→ **CONSIGNES**:
(a) Quelle fonction le texte de lecture attribue-t-il à François Chérèque ?
(b) Reproduisez fidèlement le passage du texte de lecture qui s'ouvre sur les mots contenant "Toutes les fées" et se ferme sur "professions théoriquement indépendantes.".

→ **TEXTE DE LECTURE**:
►
Toutes les fées s'étaient pourtant penchées sur le berceau de cette multitude. Ils viendraient en famille, pas besoin de faire la grève. Même Georges Tron avait annoncé au matin de ce 2 octobre (1) "une participation importante". Voilà qui allait faciliter les modifications que l'on va introduire au gré de la procédure parlementaire. Et de souligner que le projet était "amélioré à chaque étape". Autrement dit, le passage à la Chambre Haute allait permettre le compromis bizarre entre technocrates et bureaucrates, dérision de ce que l'on appelle une réforme.
À ce sujet, je tiens à redire ma stupéfaction fondamentale. Face ce projet de loi en effet, ni les porte-parole des manifestants, ni les partisans du gouvernement, ni encore moins les journalistes ne semblent se préoccuper du libre choix des individus. Ne parlons même pas des professions théoriquement indépendantes.
Peu après le secrétaire d'État, sur une autre antenne, le toujours attachant secrétaire général de la CFDT était harcelé par un journaliste. (2) François Chérèque répondait que si le nombre des manifestants se révélait plus important ce serait "super-gagné".
Hélas, hélas, hélas, l'espérance évoquée par les deux hommes en début de journée, ne se confirmait pas le soir. Le complaisant représentant du pouvoir, lui-même ci-devant villepiniste, devait contredire sa propre prédiction matutinale et décevoir le syndicaliste. On n'avait pas observé "une progression" mais "plutôt une légère inflexion" "on n'a pas les mêmes manifestants, ce qui laisse à penser qu'en réalité les personnes qui ont manifesté jusqu'à présent et auxquelles on a adressé les messages, ont plus ou moins compris ce qu'on voulait leur dire". (3)
◄
→ **MATÉRIEL FOURNI**:
►
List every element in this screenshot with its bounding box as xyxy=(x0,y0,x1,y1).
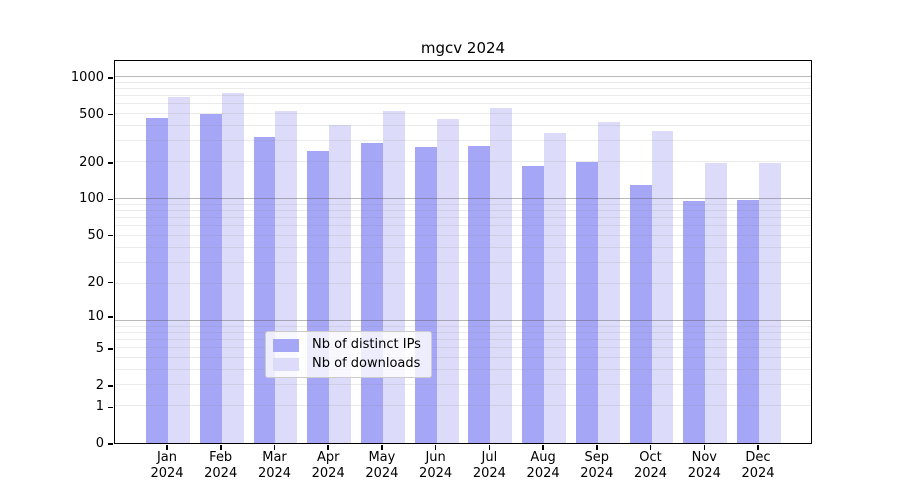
◄
→ **RÉPONSES PAR CONSIGNE**:
(a) Il est secrétaire général de la CFDT.

(b)
Toutes les fées s'étaient pourtant penchées sur le berceau de cette multitude. Ils viendraient en famille, pas besoin de faire la grève. Même Georges Tron avait annoncé au matin de ce 2 octobre (1) "une participation importante". Voilà qui allait faciliter les modifications que l'on va introduire au gré de la procédure parlementaire. Et de souligner que le projet était "amélioré à chaque étape". Autrement dit, le passage à la Chambre Haute allait permettre le compromis bizarre entre technocrates et bureaucrates, dérision de ce que l'on appelle une réforme.
À ce sujet, je tiens à redire ma stupéfaction fondamentale. Face ce projet de loi en effet, ni les porte-parole des manifestants, ni les partisans du gouvernement, ni encore moins les journalistes ne semblent se préoccuper du libre choix des individus. Ne parlons même pas des professions théoriquement indépendantes.